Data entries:
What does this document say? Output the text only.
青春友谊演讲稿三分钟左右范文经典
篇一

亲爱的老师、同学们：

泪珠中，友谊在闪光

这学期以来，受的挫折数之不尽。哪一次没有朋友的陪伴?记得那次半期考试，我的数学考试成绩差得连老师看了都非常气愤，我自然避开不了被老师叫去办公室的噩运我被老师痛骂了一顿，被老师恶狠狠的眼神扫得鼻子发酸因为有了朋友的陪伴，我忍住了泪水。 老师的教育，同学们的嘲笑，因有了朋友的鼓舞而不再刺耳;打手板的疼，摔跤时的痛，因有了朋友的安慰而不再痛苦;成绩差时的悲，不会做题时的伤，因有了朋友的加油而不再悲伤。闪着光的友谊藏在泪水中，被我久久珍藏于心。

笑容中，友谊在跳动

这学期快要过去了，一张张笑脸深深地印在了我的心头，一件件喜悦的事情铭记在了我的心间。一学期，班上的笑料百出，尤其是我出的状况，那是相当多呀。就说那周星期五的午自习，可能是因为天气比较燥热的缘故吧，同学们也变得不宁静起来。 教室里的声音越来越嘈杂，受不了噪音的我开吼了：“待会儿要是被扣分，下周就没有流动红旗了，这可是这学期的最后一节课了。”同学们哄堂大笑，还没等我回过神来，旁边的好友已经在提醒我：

--

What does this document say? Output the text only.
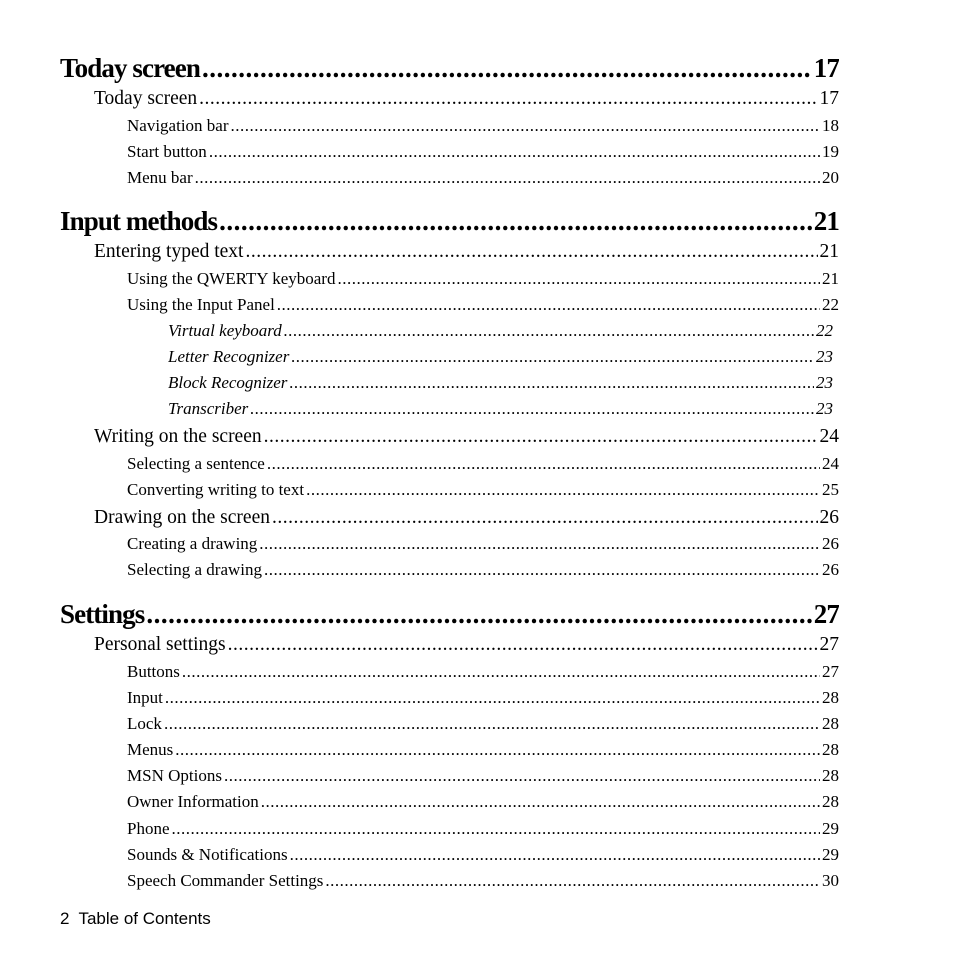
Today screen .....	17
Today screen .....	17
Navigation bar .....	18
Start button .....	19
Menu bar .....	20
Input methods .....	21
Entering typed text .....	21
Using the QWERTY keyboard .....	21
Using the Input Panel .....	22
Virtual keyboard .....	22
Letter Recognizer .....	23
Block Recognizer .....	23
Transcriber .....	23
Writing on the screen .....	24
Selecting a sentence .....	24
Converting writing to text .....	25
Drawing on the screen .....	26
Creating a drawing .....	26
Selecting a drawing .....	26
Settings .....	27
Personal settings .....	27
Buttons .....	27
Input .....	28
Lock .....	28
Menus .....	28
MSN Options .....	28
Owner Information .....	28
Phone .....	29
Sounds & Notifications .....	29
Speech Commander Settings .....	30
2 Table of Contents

* * *

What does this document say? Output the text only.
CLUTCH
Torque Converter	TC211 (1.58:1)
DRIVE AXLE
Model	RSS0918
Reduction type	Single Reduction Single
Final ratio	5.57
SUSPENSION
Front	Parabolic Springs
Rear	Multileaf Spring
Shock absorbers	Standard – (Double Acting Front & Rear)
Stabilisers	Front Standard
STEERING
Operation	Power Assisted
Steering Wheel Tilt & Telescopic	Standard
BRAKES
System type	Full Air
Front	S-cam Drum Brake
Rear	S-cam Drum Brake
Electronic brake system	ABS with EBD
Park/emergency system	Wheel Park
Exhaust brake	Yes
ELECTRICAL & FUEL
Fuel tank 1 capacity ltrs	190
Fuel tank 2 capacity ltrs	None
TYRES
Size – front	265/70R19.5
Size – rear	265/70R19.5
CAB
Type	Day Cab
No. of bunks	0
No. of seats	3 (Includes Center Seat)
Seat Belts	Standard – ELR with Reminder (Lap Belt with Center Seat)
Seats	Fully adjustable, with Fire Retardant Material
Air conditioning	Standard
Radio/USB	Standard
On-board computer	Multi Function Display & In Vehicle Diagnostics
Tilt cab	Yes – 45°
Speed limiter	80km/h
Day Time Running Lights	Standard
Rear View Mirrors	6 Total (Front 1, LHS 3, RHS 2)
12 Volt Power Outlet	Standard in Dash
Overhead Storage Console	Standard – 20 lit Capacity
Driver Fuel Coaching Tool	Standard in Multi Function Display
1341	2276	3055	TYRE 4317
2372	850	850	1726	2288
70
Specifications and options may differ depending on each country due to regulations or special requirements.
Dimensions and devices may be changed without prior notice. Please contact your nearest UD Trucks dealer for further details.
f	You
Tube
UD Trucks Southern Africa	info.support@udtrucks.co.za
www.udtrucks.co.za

Work instructions: Lines holding the word "Using" in the entries above are the ones to pull out. Copy them all.

Answer:
Using the QWERTY keyboard .....	21
Using the Input Panel .....	22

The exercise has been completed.